- [Objective]: Whenever a line contains the string "content", copy it out of the entries.
- - - -
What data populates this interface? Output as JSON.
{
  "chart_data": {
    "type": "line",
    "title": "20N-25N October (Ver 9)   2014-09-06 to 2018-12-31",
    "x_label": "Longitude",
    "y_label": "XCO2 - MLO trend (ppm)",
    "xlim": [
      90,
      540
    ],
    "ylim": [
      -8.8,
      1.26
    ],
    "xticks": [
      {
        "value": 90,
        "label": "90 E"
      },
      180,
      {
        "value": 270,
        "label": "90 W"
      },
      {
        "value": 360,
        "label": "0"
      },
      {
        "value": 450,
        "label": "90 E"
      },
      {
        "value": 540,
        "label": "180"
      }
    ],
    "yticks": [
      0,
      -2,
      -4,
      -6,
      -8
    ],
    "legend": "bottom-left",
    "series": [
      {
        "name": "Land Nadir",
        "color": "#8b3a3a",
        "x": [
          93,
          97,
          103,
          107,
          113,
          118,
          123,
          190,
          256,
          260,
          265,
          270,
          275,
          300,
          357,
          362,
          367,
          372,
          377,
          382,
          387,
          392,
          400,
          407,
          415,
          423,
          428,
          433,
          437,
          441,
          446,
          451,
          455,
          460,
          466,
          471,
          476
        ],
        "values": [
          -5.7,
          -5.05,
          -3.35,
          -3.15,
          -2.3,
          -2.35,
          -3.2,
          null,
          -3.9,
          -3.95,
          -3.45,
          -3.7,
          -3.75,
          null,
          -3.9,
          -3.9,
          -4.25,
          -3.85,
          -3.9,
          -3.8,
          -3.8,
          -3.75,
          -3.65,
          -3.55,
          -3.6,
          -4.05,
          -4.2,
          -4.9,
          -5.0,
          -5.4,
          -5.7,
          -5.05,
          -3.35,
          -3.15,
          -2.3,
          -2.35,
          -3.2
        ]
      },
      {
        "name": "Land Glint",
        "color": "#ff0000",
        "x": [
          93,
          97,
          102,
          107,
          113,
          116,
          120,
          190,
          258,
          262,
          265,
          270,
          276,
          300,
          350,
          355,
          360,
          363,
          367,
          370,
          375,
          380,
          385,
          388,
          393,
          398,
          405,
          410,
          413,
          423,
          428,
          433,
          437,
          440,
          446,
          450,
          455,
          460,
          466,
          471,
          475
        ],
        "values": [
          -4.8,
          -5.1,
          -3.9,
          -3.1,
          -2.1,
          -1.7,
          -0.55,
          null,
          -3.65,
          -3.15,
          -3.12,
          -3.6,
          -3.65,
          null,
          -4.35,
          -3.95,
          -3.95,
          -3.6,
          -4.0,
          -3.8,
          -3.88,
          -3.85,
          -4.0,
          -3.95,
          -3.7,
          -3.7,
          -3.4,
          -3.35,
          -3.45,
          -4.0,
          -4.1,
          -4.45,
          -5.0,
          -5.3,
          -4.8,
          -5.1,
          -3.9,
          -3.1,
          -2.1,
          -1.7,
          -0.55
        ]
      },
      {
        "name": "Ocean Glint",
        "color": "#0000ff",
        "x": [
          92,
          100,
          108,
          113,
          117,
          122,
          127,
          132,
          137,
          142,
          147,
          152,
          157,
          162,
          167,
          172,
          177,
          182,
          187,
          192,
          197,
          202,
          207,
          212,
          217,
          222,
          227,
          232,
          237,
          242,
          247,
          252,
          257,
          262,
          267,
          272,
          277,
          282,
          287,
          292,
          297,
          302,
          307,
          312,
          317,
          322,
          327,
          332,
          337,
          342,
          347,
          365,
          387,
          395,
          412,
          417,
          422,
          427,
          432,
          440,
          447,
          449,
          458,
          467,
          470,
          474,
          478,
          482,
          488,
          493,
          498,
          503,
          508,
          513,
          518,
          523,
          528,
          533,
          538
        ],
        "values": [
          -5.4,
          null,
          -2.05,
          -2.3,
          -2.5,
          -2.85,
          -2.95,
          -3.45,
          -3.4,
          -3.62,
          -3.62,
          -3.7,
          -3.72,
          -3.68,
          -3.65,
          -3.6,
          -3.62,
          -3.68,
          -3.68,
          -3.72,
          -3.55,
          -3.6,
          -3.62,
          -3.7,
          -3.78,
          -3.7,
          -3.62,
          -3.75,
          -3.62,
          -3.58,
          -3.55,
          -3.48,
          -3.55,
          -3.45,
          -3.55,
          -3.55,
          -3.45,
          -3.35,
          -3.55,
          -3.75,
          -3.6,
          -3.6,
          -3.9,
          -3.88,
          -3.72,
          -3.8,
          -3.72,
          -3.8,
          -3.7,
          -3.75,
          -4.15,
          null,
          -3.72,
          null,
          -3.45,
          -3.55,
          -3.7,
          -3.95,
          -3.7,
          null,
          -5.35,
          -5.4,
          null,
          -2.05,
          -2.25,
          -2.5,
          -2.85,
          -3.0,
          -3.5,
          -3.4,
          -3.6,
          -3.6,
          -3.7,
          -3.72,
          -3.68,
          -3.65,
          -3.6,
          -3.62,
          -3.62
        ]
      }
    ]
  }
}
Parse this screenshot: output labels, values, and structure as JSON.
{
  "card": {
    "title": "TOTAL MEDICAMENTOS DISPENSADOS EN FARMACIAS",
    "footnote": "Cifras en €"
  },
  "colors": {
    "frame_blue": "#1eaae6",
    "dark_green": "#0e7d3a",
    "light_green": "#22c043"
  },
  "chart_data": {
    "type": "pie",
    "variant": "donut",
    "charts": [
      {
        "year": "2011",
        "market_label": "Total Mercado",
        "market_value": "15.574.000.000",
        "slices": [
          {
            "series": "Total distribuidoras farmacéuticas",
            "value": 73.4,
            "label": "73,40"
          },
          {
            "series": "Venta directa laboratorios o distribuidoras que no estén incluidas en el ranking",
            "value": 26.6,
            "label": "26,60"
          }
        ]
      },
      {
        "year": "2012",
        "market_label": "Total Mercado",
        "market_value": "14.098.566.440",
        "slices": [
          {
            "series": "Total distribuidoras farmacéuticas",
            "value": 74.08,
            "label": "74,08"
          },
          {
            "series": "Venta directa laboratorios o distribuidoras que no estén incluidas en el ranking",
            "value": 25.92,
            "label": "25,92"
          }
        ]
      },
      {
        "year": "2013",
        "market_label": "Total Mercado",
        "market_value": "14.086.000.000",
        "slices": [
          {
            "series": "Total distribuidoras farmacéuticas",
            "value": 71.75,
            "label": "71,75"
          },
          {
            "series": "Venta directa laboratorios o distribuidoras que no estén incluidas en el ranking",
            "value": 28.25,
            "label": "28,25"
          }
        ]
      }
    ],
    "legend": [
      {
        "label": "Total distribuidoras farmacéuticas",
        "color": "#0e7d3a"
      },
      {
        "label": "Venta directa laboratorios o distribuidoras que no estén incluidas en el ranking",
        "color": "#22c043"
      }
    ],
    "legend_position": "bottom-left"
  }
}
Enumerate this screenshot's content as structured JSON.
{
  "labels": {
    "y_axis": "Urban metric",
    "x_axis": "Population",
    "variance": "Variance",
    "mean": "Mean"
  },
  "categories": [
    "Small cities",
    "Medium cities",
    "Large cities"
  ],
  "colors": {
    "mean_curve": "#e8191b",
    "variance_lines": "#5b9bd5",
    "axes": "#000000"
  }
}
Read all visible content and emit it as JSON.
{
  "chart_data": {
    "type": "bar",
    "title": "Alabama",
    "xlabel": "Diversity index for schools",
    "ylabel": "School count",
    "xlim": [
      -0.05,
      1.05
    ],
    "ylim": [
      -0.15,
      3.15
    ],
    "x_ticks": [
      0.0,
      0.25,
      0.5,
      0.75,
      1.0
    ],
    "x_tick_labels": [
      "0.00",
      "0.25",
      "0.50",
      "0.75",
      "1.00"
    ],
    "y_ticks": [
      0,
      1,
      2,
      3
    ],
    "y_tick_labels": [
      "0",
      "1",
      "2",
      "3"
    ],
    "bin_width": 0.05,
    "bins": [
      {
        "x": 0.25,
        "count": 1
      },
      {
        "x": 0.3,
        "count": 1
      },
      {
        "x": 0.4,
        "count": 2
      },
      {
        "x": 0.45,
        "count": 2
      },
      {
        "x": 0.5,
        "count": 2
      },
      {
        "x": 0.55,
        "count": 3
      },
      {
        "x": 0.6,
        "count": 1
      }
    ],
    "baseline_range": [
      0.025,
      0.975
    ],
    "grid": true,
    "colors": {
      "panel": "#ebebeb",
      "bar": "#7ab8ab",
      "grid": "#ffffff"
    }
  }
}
- - - -
- [The reply]:
Enumerate this screenshot's content as structured JSON.
Read all visible content and emit it as JSON.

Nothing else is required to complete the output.